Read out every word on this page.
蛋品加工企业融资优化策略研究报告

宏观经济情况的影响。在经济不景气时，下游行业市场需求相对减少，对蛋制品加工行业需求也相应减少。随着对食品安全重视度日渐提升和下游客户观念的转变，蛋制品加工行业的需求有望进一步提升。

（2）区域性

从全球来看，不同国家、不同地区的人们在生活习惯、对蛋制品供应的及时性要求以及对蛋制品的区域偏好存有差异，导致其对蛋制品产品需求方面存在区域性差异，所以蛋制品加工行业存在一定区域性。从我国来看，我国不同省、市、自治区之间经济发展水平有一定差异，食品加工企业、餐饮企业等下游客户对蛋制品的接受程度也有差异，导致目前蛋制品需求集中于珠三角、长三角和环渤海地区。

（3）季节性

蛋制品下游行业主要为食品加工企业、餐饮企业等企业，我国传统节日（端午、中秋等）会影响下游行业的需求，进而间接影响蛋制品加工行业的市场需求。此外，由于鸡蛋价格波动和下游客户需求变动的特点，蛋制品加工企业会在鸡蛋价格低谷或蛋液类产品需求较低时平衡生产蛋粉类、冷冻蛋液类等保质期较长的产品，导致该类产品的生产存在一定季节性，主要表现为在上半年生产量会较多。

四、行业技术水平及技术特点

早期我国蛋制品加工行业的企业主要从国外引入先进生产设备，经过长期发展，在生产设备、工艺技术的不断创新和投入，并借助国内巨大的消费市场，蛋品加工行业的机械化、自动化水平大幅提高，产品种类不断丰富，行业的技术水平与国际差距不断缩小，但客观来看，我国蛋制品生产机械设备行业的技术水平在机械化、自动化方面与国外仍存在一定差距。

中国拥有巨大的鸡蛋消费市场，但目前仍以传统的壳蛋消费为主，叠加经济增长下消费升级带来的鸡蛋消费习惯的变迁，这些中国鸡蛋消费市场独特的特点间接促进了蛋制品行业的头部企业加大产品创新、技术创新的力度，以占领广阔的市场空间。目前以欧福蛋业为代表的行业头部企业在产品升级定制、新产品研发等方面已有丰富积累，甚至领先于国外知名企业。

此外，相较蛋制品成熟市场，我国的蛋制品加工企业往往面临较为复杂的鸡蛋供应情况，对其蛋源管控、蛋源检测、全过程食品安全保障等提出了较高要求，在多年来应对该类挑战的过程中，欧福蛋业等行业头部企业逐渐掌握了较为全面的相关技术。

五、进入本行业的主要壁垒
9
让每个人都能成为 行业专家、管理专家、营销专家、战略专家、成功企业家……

* * *

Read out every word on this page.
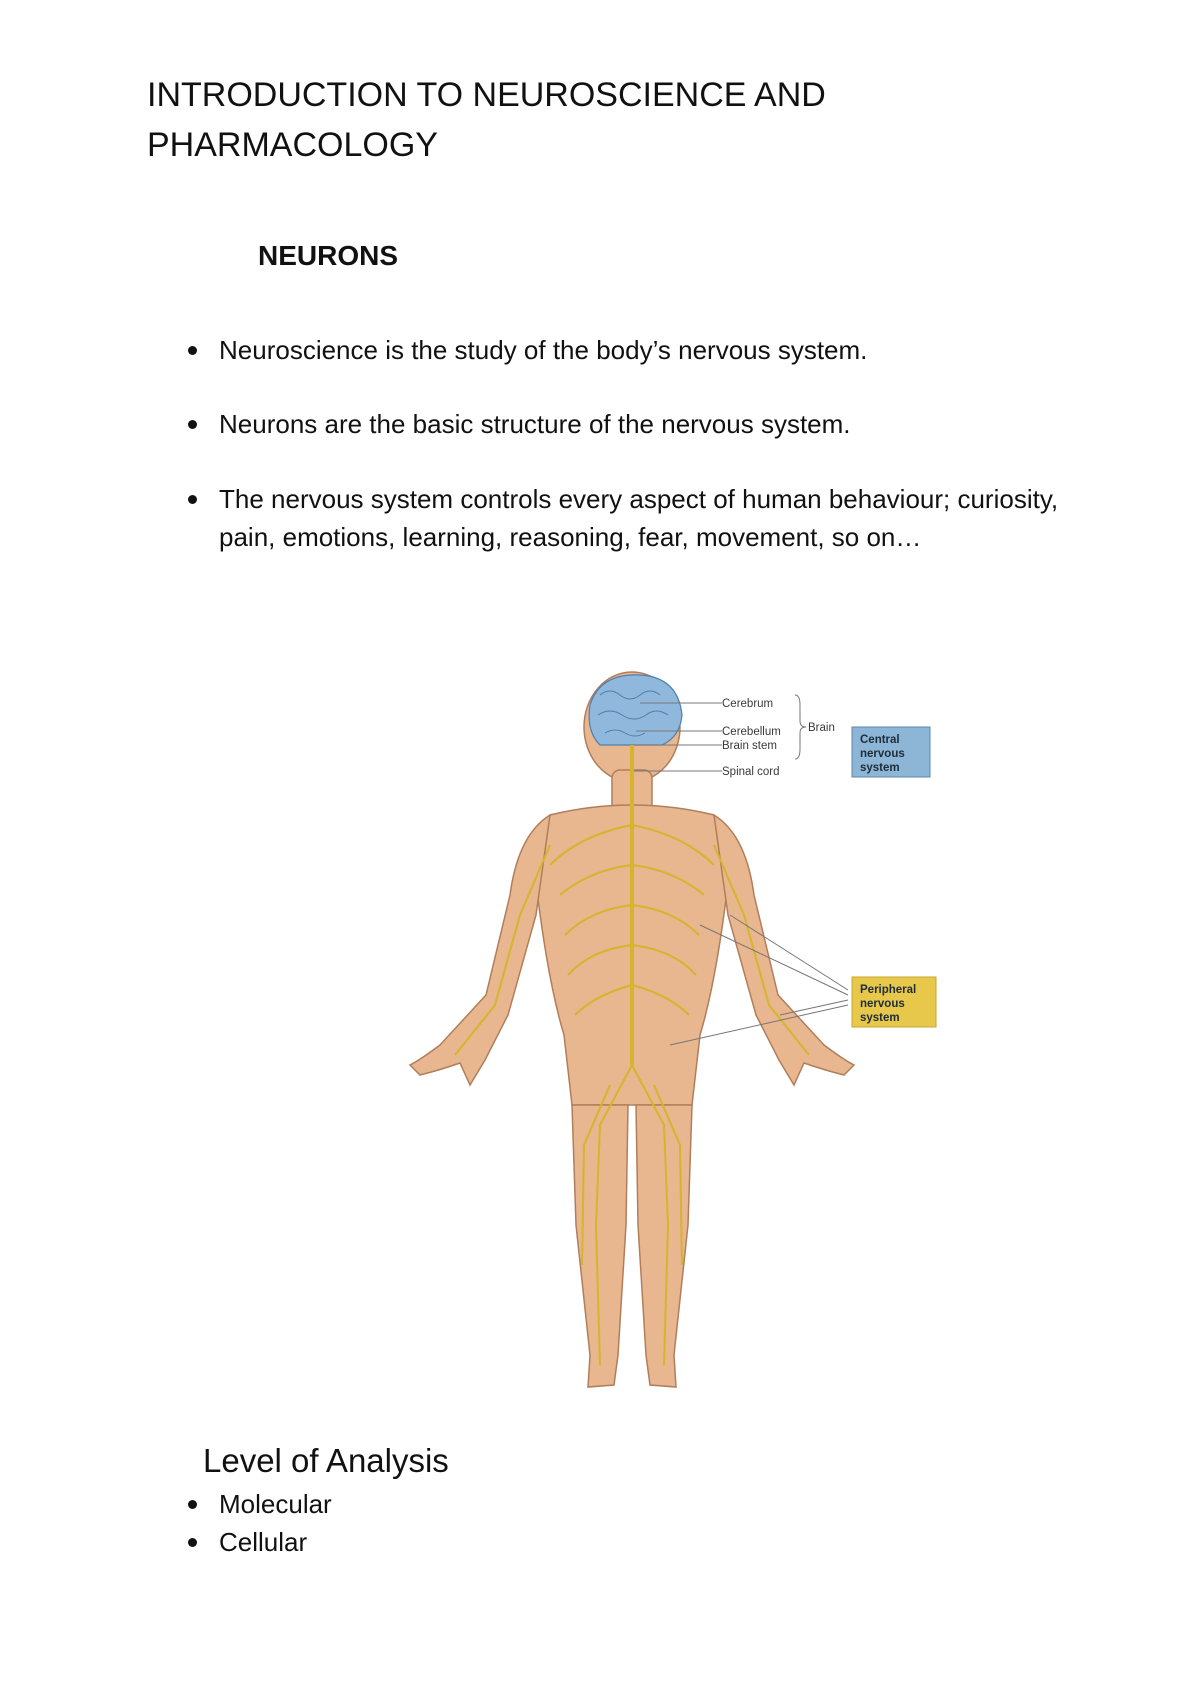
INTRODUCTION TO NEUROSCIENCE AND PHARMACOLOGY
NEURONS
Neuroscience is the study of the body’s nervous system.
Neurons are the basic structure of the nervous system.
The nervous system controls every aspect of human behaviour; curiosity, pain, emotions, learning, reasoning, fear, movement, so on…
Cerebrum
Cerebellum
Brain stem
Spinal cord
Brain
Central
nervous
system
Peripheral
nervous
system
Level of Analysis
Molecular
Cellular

==

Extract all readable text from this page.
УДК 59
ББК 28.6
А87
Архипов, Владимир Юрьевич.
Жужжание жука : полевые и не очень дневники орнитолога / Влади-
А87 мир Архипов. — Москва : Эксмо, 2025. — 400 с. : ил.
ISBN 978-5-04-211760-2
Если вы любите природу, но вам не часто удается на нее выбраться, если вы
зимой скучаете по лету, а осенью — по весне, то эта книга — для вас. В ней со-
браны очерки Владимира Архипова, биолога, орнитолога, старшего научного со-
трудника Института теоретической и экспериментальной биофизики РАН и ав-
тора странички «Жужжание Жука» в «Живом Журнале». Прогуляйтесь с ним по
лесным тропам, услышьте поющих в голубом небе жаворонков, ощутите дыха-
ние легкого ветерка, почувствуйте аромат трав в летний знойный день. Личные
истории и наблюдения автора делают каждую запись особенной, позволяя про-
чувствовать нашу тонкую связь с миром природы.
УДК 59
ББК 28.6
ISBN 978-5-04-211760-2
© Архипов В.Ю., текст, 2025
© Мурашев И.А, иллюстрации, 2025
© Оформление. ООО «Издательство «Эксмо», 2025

_Exercise goal:_
On how many lines does the word "Эксмо" appear? Answer with only the number.

_Correct answer:_
2